## Passage shown
(begin)
There’s an early scene in “Magic Mike XXL” that hints at what this much ballyhooed sequel woulda, coulda, shoulda been.

Mike Lane, played by the well-nigh irresistible Channing Tatum, is alone in his furniture workshop. As he saws, measures and sands, the beat of the music he’s listening to starts to transport him. He can’t stop himself: He begins to dance, all around the shop, over and under the tools, a guy who just can’t keep those limbs from moving.

Tatum’s a great dancer and a wonderfully physical actor. We’d watch him do this all night. But we don’t get to.

Instead, we get almost two hours of often rambling setup, finally leading to a long-awaited climax when Tatum, fellow chiseled stud Matt Bomer and their buff male stripper cohorts take the stage to bump, hump, grind and swivel tirelessly as gleeful women rain dollar bills onto their oiled skin. Yes, we admire this tirelessness. But is it treasonous to suggest that eventually it becomes tireSOME, too?
(end)
Saved entries
(begin)
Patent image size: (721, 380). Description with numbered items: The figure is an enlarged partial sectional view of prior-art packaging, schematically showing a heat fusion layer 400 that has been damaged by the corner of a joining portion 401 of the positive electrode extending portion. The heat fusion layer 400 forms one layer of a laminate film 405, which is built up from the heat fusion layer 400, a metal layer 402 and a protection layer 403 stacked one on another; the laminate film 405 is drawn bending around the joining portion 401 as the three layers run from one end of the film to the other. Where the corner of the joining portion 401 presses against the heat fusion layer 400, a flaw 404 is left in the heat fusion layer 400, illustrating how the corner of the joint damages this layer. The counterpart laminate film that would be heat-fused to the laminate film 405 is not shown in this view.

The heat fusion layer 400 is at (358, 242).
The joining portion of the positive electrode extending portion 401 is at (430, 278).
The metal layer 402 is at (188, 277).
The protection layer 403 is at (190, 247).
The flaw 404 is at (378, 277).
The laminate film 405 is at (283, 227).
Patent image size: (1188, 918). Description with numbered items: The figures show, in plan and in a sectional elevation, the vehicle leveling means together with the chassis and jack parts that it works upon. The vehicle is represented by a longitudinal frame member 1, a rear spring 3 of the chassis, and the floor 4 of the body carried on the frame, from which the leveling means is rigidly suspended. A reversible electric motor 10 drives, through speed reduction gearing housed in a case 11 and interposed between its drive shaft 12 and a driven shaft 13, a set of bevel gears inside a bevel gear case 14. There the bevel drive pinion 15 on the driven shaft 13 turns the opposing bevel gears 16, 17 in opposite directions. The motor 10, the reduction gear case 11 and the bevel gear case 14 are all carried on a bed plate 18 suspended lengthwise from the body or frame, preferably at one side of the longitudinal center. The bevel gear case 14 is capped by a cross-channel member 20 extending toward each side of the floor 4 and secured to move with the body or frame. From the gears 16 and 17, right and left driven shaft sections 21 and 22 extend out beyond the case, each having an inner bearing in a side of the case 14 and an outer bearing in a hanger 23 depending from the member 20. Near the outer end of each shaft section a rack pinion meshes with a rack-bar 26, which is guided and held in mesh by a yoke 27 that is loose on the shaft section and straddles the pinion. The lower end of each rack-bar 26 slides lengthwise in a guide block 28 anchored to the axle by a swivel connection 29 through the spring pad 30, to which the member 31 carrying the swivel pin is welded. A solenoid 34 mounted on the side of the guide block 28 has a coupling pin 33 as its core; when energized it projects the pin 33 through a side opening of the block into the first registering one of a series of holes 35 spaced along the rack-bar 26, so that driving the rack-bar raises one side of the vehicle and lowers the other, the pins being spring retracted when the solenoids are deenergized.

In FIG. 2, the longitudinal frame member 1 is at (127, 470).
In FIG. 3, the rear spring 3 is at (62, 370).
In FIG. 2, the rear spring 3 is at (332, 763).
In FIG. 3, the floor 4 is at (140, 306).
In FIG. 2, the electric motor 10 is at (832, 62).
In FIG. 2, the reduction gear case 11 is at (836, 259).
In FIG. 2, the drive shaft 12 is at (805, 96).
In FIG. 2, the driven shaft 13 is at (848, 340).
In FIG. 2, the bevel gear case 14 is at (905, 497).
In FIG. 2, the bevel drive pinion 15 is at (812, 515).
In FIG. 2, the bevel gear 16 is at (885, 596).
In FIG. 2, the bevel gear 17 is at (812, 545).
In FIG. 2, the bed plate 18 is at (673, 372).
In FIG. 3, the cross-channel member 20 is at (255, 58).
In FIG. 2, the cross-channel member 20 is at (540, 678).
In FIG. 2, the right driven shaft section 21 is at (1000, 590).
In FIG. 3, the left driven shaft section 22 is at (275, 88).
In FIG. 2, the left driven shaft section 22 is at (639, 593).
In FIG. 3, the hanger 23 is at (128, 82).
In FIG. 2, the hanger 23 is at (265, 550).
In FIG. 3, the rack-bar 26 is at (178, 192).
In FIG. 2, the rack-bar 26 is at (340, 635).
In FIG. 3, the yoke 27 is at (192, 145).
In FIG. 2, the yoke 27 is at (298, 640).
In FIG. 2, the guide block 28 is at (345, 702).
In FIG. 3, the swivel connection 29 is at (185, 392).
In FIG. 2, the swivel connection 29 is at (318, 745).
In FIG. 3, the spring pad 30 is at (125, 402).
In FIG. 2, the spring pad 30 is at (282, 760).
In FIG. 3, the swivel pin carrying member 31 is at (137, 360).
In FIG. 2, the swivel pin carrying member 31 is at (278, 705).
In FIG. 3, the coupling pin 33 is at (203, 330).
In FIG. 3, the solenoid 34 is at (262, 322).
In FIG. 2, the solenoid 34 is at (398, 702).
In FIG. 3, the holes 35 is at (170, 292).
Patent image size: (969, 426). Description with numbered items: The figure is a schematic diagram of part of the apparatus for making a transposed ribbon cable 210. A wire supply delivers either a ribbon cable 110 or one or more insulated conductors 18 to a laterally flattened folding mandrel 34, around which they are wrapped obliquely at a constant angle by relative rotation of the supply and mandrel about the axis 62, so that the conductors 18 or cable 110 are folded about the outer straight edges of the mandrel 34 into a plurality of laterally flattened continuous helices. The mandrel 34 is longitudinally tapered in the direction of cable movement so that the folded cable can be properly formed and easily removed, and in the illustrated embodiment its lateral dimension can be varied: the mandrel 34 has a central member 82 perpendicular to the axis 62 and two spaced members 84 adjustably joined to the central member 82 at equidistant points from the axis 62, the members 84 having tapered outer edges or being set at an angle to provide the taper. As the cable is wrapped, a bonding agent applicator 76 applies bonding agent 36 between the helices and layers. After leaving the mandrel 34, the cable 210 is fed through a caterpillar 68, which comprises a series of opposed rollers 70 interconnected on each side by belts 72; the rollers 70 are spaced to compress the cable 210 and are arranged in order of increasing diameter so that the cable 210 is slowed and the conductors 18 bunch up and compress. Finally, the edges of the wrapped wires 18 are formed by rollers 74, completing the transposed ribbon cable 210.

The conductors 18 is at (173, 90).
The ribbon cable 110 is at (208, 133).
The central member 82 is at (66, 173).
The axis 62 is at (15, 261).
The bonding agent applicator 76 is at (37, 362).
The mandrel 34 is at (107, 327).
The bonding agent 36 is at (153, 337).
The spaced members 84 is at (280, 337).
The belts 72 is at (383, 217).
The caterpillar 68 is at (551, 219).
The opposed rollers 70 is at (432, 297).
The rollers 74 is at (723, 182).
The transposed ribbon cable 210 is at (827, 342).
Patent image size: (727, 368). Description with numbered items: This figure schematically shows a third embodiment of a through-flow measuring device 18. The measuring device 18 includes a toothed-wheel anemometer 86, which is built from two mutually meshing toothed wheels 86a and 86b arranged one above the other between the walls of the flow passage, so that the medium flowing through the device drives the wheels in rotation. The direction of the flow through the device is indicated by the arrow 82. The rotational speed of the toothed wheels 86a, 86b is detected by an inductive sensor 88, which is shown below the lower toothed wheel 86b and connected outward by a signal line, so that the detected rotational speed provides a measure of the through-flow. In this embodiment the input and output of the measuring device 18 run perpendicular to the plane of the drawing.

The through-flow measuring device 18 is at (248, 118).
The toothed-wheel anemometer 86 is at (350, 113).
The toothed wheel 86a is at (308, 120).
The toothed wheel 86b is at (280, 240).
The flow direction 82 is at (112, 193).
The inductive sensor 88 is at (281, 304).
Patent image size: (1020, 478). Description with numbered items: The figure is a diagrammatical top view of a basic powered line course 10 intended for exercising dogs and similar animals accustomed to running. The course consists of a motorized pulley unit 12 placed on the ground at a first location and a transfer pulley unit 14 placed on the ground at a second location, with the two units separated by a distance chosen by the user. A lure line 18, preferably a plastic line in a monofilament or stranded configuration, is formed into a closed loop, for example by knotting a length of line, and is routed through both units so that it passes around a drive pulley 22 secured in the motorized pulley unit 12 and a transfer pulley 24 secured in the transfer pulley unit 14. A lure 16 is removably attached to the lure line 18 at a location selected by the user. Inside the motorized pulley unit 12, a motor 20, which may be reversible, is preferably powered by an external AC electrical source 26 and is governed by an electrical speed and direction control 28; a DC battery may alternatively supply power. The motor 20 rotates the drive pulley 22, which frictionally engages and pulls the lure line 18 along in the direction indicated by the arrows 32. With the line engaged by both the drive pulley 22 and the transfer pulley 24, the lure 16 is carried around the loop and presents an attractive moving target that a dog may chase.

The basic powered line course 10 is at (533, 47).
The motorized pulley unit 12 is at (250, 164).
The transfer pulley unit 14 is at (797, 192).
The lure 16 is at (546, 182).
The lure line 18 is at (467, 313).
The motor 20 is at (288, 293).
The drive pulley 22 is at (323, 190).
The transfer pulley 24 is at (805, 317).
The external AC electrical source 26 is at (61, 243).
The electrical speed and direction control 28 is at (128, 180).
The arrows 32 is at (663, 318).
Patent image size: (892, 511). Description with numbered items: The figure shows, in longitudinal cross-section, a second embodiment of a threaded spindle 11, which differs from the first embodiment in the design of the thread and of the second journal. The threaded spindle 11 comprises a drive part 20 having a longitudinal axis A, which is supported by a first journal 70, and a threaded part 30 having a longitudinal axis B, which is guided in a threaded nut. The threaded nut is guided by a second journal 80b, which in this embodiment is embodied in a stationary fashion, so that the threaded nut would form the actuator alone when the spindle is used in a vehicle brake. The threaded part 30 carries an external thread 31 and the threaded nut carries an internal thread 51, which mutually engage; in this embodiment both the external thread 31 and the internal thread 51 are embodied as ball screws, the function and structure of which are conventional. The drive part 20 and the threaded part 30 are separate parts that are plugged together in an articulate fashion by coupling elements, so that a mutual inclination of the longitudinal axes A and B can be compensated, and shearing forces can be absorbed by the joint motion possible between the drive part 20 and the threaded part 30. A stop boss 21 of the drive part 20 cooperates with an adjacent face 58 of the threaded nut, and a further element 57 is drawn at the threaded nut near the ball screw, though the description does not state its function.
(end)
## Request
Extract the full review of "Magic Mike XXL" from the top of the page, reproducing it word for word. The records have no connection to the review above them.

## The completed task
There’s an early scene in “Magic Mike XXL” that hints at what this much ballyhooed sequel woulda, coulda, shoulda been.

Mike Lane, played by the well-nigh irresistible Channing Tatum, is alone in his furniture workshop. As he saws, measures and sands, the beat of the music he’s listening to starts to transport him. He can’t stop himself: He begins to dance, all around the shop, over and under the tools, a guy who just can’t keep those limbs from moving.

Tatum’s a great dancer and a wonderfully physical actor. We’d watch him do this all night. But we don’t get to.

Instead, we get almost two hours of often rambling setup, finally leading to a long-awaited climax when Tatum, fellow chiseled stud Matt Bomer and their buff male stripper cohorts take the stage to bump, hump, grind and swivel tirelessly as gleeful women rain dollar bills onto their oiled skin. Yes, we admire this tirelessness. But is it treasonous to suggest that eventually it becomes tireSOME, too?